OBJECTIVE:
Will you transcribe the entries that follow, exactly and in full?

+--

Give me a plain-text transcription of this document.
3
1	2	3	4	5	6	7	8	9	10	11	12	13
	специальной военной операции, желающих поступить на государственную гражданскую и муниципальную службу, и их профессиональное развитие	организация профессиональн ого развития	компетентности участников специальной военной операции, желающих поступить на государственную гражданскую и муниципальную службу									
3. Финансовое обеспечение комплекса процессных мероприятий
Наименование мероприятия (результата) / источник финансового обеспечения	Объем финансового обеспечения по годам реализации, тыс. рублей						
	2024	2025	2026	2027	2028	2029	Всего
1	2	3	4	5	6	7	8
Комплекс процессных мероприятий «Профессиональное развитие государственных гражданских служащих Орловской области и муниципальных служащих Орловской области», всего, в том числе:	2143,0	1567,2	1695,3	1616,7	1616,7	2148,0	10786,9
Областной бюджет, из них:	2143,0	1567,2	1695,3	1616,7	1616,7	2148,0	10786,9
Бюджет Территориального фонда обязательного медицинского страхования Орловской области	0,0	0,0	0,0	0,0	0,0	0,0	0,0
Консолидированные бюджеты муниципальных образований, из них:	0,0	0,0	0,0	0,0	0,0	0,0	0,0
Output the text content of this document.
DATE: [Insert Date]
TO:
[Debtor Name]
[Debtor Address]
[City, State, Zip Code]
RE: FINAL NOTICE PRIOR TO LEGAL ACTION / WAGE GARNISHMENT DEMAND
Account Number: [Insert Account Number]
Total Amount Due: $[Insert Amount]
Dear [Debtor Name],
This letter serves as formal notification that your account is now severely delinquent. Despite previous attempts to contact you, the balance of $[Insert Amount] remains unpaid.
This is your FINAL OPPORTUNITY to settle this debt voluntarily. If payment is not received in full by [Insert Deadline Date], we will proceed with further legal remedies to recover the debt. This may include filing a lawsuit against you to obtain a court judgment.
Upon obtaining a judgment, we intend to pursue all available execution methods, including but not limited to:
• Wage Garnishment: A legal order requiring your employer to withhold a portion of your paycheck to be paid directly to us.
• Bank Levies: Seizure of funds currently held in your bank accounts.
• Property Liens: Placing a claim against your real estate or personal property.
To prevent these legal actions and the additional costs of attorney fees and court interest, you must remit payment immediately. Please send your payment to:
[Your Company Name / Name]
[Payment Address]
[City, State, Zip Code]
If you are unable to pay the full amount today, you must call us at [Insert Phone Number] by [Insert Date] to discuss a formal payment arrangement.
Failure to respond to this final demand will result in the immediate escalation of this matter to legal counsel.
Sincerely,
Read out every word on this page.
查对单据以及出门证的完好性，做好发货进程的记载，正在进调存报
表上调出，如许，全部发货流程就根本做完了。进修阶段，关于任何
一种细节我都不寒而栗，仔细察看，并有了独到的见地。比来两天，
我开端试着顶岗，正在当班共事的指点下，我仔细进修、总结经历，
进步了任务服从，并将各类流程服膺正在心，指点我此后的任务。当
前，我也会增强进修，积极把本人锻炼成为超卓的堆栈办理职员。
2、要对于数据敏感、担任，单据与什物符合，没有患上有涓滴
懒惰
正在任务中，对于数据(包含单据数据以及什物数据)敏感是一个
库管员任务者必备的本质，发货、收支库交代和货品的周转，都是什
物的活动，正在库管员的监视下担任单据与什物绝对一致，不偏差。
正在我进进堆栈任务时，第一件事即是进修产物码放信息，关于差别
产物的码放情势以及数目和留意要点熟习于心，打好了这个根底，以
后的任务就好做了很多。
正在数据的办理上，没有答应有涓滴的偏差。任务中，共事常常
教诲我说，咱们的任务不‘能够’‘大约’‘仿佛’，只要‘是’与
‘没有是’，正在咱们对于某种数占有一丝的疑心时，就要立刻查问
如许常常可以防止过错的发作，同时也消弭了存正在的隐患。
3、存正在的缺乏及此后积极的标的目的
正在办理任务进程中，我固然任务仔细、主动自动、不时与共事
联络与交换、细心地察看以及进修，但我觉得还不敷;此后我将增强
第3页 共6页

+--

FINAL ANSWER:
Give me a plain-text transcription of this document.
3
1	2	3	4	5	6	7	8	9	10	11	12	13
	специальной военной операции, желающих поступить на государственную гражданскую и муниципальную службу, и их профессиональное развитие	организация профессиональн ого развития	компетентности участников специальной военной операции, желающих поступить на государственную гражданскую и муниципальную службу									
3. Финансовое обеспечение комплекса процессных мероприятий
Наименование мероприятия (результата) / источник финансового обеспечения	Объем финансового обеспечения по годам реализации, тыс. рублей						
	2024	2025	2026	2027	2028	2029	Всего
1	2	3	4	5	6	7	8
Комплекс процессных мероприятий «Профессиональное развитие государственных гражданских служащих Орловской области и муниципальных служащих Орловской области», всего, в том числе:	2143,0	1567,2	1695,3	1616,7	1616,7	2148,0	10786,9
Областной бюджет, из них:	2143,0	1567,2	1695,3	1616,7	1616,7	2148,0	10786,9
Бюджет Территориального фонда обязательного медицинского страхования Орловской области	0,0	0,0	0,0	0,0	0,0	0,0	0,0
Консолидированные бюджеты муниципальных образований, из них:	0,0	0,0	0,0	0,0	0,0	0,0	0,0
Output the text content of this document.
DATE: [Insert Date]
TO:
[Debtor Name]
[Debtor Address]
[City, State, Zip Code]
RE: FINAL NOTICE PRIOR TO LEGAL ACTION / WAGE GARNISHMENT DEMAND
Account Number: [Insert Account Number]
Total Amount Due: $[Insert Amount]
Dear [Debtor Name],
This letter serves as formal notification that your account is now severely delinquent. Despite previous attempts to contact you, the balance of $[Insert Amount] remains unpaid.
This is your FINAL OPPORTUNITY to settle this debt voluntarily. If payment is not received in full by [Insert Deadline Date], we will proceed with further legal remedies to recover the debt. This may include filing a lawsuit against you to obtain a court judgment.
Upon obtaining a judgment, we intend to pursue all available execution methods, including but not limited to:
• Wage Garnishment: A legal order requiring your employer to withhold a portion of your paycheck to be paid directly to us.
• Bank Levies: Seizure of funds currently held in your bank accounts.
• Property Liens: Placing a claim against your real estate or personal property.
To prevent these legal actions and the additional costs of attorney fees and court interest, you must remit payment immediately. Please send your payment to:
[Your Company Name / Name]
[Payment Address]
[City, State, Zip Code]
If you are unable to pay the full amount today, you must call us at [Insert Phone Number] by [Insert Date] to discuss a formal payment arrangement.
Failure to respond to this final demand will result in the immediate escalation of this matter to legal counsel.
Sincerely,
Read out every word on this page.
查对单据以及出门证的完好性，做好发货进程的记载，正在进调存报
表上调出，如许，全部发货流程就根本做完了。进修阶段，关于任何
一种细节我都不寒而栗，仔细察看，并有了独到的见地。比来两天，
我开端试着顶岗，正在当班共事的指点下，我仔细进修、总结经历，
进步了任务服从，并将各类流程服膺正在心，指点我此后的任务。当
前，我也会增强进修，积极把本人锻炼成为超卓的堆栈办理职员。
2、要对于数据敏感、担任，单据与什物符合，没有患上有涓滴
懒惰
正在任务中，对于数据(包含单据数据以及什物数据)敏感是一个
库管员任务者必备的本质，发货、收支库交代和货品的周转，都是什
物的活动，正在库管员的监视下担任单据与什物绝对一致，不偏差。
正在我进进堆栈任务时，第一件事即是进修产物码放信息，关于差别
产物的码放情势以及数目和留意要点熟习于心，打好了这个根底，以
后的任务就好做了很多。
正在数据的办理上，没有答应有涓滴的偏差。任务中，共事常常
教诲我说，咱们的任务不‘能够’‘大约’‘仿佛’，只要‘是’与
‘没有是’，正在咱们对于某种数占有一丝的疑心时，就要立刻查问
如许常常可以防止过错的发作，同时也消弭了存正在的隐患。
3、存正在的缺乏及此后积极的标的目的
正在办理任务进程中，我固然任务仔细、主动自动、不时与共事
联络与交换、细心地察看以及进修，但我觉得还不敷;此后我将增强
第3页 共6页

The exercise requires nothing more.